◆ **Raw data**:
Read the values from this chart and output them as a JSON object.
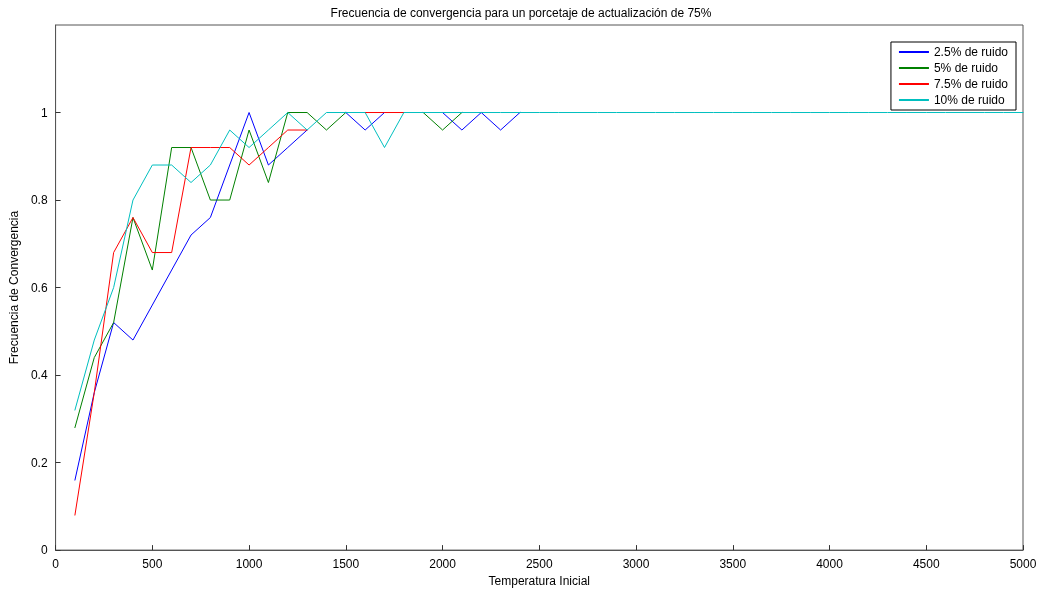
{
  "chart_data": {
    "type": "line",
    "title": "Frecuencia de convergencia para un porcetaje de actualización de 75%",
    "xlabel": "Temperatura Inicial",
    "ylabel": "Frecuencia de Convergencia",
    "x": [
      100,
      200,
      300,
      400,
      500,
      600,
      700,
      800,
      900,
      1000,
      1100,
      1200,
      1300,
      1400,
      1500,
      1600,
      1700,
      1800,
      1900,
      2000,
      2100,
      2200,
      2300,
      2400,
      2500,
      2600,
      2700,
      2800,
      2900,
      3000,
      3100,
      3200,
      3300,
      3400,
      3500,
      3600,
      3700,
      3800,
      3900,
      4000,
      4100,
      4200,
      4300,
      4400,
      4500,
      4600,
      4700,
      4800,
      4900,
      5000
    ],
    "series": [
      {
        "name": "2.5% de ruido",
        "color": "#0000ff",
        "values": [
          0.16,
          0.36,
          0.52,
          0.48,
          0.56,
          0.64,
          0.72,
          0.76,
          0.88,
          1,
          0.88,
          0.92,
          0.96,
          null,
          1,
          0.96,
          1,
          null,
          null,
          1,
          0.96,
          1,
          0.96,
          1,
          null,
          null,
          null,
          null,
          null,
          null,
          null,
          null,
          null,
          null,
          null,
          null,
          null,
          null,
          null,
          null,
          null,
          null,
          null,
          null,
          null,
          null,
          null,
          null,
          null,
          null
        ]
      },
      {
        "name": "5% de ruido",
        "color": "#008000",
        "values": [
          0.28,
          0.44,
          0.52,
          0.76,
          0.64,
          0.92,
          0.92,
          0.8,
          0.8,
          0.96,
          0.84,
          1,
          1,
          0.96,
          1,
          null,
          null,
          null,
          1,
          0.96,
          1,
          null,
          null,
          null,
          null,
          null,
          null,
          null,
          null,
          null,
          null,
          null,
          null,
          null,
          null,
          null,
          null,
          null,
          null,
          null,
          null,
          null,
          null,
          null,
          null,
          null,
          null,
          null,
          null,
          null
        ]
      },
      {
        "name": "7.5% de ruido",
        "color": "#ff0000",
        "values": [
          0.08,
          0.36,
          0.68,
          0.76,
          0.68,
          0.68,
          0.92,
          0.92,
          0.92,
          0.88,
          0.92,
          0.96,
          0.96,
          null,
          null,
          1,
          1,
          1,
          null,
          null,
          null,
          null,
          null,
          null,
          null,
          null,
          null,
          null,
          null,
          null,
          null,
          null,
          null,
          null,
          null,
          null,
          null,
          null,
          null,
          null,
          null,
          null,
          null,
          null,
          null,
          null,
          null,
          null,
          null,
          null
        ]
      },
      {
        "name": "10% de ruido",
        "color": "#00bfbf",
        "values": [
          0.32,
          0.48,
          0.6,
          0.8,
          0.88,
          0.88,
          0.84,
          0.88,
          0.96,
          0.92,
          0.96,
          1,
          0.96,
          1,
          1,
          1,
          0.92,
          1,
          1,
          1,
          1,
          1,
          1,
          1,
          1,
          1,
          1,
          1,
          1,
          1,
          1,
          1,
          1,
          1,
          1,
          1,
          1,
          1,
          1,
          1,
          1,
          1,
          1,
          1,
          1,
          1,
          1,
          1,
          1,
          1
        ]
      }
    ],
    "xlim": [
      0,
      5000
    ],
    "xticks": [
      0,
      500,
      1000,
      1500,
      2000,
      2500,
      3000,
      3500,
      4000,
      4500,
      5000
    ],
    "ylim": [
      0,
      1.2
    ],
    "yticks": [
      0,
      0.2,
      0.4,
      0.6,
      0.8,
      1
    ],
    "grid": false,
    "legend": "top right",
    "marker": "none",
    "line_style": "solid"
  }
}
---
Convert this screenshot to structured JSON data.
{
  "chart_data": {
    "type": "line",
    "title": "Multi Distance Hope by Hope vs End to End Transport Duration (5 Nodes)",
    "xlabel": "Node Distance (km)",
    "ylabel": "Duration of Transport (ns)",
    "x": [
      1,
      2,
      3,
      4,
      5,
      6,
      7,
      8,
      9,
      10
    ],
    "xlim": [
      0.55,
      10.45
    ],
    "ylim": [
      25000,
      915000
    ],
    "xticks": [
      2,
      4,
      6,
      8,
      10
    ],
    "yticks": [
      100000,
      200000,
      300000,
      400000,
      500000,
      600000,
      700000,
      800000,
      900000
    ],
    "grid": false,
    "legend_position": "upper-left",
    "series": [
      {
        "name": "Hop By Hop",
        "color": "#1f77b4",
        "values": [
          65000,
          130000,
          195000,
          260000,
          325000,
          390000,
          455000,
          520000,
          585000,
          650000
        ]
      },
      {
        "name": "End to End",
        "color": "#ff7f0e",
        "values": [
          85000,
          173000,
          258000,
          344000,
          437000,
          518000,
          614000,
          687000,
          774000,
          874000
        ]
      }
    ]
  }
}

◆ **Problem details**:
Copy each line of the entries that includes the word "JSON".

◆ **Answer for this exercise**:
Read the values from this chart and output them as a JSON object.
Convert this screenshot to structured JSON data.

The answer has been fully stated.